The problem —
Exact repetition of every entry is required.
### Rows
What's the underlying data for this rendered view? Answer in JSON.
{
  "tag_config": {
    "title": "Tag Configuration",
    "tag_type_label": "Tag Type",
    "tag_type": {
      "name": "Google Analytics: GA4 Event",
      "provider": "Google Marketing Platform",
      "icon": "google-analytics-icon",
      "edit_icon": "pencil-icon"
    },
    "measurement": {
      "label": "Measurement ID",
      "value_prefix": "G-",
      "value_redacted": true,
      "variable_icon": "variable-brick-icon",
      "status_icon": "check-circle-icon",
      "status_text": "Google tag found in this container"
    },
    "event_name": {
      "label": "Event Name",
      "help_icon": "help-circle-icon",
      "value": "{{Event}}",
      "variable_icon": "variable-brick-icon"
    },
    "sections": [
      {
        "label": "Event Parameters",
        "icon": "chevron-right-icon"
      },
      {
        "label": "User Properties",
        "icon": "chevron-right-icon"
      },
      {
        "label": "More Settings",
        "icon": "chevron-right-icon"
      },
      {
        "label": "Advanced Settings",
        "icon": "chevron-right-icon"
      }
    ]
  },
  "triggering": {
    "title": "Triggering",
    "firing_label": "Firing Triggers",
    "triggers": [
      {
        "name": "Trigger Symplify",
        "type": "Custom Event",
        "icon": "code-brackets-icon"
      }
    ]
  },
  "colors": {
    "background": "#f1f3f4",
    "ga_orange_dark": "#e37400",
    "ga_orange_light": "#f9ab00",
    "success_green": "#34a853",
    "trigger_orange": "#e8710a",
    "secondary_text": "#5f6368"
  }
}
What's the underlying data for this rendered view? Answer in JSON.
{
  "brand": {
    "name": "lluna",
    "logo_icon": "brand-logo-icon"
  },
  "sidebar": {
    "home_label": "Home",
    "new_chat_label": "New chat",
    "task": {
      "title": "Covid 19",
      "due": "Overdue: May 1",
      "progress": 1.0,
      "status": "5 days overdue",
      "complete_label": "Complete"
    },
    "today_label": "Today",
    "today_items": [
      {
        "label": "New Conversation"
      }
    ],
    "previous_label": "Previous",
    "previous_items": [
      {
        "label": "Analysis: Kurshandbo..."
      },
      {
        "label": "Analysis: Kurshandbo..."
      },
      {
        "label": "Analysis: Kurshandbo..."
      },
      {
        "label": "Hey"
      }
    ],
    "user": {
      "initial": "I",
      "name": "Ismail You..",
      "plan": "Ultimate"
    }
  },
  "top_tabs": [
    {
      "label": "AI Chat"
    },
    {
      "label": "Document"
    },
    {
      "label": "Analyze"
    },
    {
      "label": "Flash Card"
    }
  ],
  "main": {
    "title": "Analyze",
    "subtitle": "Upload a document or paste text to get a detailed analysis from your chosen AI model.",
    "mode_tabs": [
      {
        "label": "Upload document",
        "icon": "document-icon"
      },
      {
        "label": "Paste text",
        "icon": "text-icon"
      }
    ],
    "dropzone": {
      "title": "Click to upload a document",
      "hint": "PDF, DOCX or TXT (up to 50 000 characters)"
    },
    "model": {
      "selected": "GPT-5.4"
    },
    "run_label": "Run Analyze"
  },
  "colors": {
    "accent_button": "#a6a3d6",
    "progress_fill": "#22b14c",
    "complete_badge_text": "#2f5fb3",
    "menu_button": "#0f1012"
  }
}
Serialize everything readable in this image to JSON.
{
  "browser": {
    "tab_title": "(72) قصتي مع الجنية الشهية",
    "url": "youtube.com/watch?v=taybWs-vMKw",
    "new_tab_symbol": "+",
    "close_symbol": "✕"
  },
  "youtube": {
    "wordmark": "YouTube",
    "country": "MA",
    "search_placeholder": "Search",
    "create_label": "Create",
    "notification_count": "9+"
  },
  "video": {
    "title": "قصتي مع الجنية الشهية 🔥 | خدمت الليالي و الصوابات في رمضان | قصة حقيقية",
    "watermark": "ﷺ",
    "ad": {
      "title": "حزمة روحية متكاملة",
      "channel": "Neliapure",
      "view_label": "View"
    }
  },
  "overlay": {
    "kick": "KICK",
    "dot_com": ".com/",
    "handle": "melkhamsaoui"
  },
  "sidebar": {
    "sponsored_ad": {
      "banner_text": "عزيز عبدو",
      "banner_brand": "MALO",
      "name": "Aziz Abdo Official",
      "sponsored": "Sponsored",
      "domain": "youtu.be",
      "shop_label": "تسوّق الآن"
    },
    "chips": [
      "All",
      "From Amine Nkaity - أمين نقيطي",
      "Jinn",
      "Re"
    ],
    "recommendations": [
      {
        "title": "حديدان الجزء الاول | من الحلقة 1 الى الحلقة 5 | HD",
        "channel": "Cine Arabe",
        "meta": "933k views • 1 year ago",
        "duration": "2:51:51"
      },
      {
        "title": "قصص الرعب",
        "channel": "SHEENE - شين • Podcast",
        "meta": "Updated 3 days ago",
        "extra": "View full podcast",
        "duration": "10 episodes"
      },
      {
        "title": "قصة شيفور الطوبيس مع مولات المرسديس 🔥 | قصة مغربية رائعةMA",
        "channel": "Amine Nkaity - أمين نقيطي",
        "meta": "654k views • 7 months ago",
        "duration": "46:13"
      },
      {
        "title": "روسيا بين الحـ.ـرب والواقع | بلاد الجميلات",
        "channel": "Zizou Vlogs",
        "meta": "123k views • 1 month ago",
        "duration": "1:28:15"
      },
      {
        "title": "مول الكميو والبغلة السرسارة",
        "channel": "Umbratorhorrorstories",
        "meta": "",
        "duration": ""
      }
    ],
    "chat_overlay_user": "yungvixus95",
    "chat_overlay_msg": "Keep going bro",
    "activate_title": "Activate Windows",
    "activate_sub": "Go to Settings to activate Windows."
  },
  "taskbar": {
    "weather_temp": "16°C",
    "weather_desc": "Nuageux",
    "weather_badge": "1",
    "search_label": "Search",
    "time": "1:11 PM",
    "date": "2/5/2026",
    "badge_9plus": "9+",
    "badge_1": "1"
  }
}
######
Output for this task —
What's the underlying data for this rendered view? Answer in JSON.
{
  "tag_config": {
    "title": "Tag Configuration",
    "tag_type_label": "Tag Type",
    "tag_type": {
      "name": "Google Analytics: GA4 Event",
      "provider": "Google Marketing Platform",
      "icon": "google-analytics-icon",
      "edit_icon": "pencil-icon"
    },
    "measurement": {
      "label": "Measurement ID",
      "value_prefix": "G-",
      "value_redacted": true,
      "variable_icon": "variable-brick-icon",
      "status_icon": "check-circle-icon",
      "status_text": "Google tag found in this container"
    },
    "event_name": {
      "label": "Event Name",
      "help_icon": "help-circle-icon",
      "value": "{{Event}}",
      "variable_icon": "variable-brick-icon"
    },
    "sections": [
      {
        "label": "Event Parameters",
        "icon": "chevron-right-icon"
      },
      {
        "label": "User Properties",
        "icon": "chevron-right-icon"
      },
      {
        "label": "More Settings",
        "icon": "chevron-right-icon"
      },
      {
        "label": "Advanced Settings",
        "icon": "chevron-right-icon"
      }
    ]
  },
  "triggering": {
    "title": "Triggering",
    "firing_label": "Firing Triggers",
    "triggers": [
      {
        "name": "Trigger Symplify",
        "type": "Custom Event",
        "icon": "code-brackets-icon"
      }
    ]
  },
  "colors": {
    "background": "#f1f3f4",
    "ga_orange_dark": "#e37400",
    "ga_orange_light": "#f9ab00",
    "success_green": "#34a853",
    "trigger_orange": "#e8710a",
    "secondary_text": "#5f6368"
  }
}
What's the underlying data for this rendered view? Answer in JSON.
{
  "brand": {
    "name": "lluna",
    "logo_icon": "brand-logo-icon"
  },
  "sidebar": {
    "home_label": "Home",
    "new_chat_label": "New chat",
    "task": {
      "title": "Covid 19",
      "due": "Overdue: May 1",
      "progress": 1.0,
      "status": "5 days overdue",
      "complete_label": "Complete"
    },
    "today_label": "Today",
    "today_items": [
      {
        "label": "New Conversation"
      }
    ],
    "previous_label": "Previous",
    "previous_items": [
      {
        "label": "Analysis: Kurshandbo..."
      },
      {
        "label": "Analysis: Kurshandbo..."
      },
      {
        "label": "Analysis: Kurshandbo..."
      },
      {
        "label": "Hey"
      }
    ],
    "user": {
      "initial": "I",
      "name": "Ismail You..",
      "plan": "Ultimate"
    }
  },
  "top_tabs": [
    {
      "label": "AI Chat"
    },
    {
      "label": "Document"
    },
    {
      "label": "Analyze"
    },
    {
      "label": "Flash Card"
    }
  ],
  "main": {
    "title": "Analyze",
    "subtitle": "Upload a document or paste text to get a detailed analysis from your chosen AI model.",
    "mode_tabs": [
      {
        "label": "Upload document",
        "icon": "document-icon"
      },
      {
        "label": "Paste text",
        "icon": "text-icon"
      }
    ],
    "dropzone": {
      "title": "Click to upload a document",
      "hint": "PDF, DOCX or TXT (up to 50 000 characters)"
    },
    "model": {
      "selected": "GPT-5.4"
    },
    "run_label": "Run Analyze"
  },
  "colors": {
    "accent_button": "#a6a3d6",
    "progress_fill": "#22b14c",
    "complete_badge_text": "#2f5fb3",
    "menu_button": "#0f1012"
  }
}
Serialize everything readable in this image to JSON.
{
  "browser": {
    "tab_title": "(72) قصتي مع الجنية الشهية",
    "url": "youtube.com/watch?v=taybWs-vMKw",
    "new_tab_symbol": "+",
    "close_symbol": "✕"
  },
  "youtube": {
    "wordmark": "YouTube",
    "country": "MA",
    "search_placeholder": "Search",
    "create_label": "Create",
    "notification_count": "9+"
  },
  "video": {
    "title": "قصتي مع الجنية الشهية 🔥 | خدمت الليالي و الصوابات في رمضان | قصة حقيقية",
    "watermark": "ﷺ",
    "ad": {
      "title": "حزمة روحية متكاملة",
      "channel": "Neliapure",
      "view_label": "View"
    }
  },
  "overlay": {
    "kick": "KICK",
    "dot_com": ".com/",
    "handle": "melkhamsaoui"
  },
  "sidebar": {
    "sponsored_ad": {
      "banner_text": "عزيز عبدو",
      "banner_brand": "MALO",
      "name": "Aziz Abdo Official",
      "sponsored": "Sponsored",
      "domain": "youtu.be",
      "shop_label": "تسوّق الآن"
    },
    "chips": [
      "All",
      "From Amine Nkaity - أمين نقيطي",
      "Jinn",
      "Re"
    ],
    "recommendations": [
      {
        "title": "حديدان الجزء الاول | من الحلقة 1 الى الحلقة 5 | HD",
        "channel": "Cine Arabe",
        "meta": "933k views • 1 year ago",
        "duration": "2:51:51"
      },
      {
        "title": "قصص الرعب",
        "channel": "SHEENE - شين • Podcast",
        "meta": "Updated 3 days ago",
        "extra": "View full podcast",
        "duration": "10 episodes"
      },
      {
        "title": "قصة شيفور الطوبيس مع مولات المرسديس 🔥 | قصة مغربية رائعةMA",
        "channel": "Amine Nkaity - أمين نقيطي",
        "meta": "654k views • 7 months ago",
        "duration": "46:13"
      },
      {
        "title": "روسيا بين الحـ.ـرب والواقع | بلاد الجميلات",
        "channel": "Zizou Vlogs",
        "meta": "123k views • 1 month ago",
        "duration": "1:28:15"
      },
      {
        "title": "مول الكميو والبغلة السرسارة",
        "channel": "Umbratorhorrorstories",
        "meta": "",
        "duration": ""
      }
    ],
    "chat_overlay_user": "yungvixus95",
    "chat_overlay_msg": "Keep going bro",
    "activate_title": "Activate Windows",
    "activate_sub": "Go to Settings to activate Windows."
  },
  "taskbar": {
    "weather_temp": "16°C",
    "weather_desc": "Nuageux",
    "weather_badge": "1",
    "search_label": "Search",
    "time": "1:11 PM",
    "date": "2/5/2026",
    "badge_9plus": "9+",
    "badge_1": "1"
  }
}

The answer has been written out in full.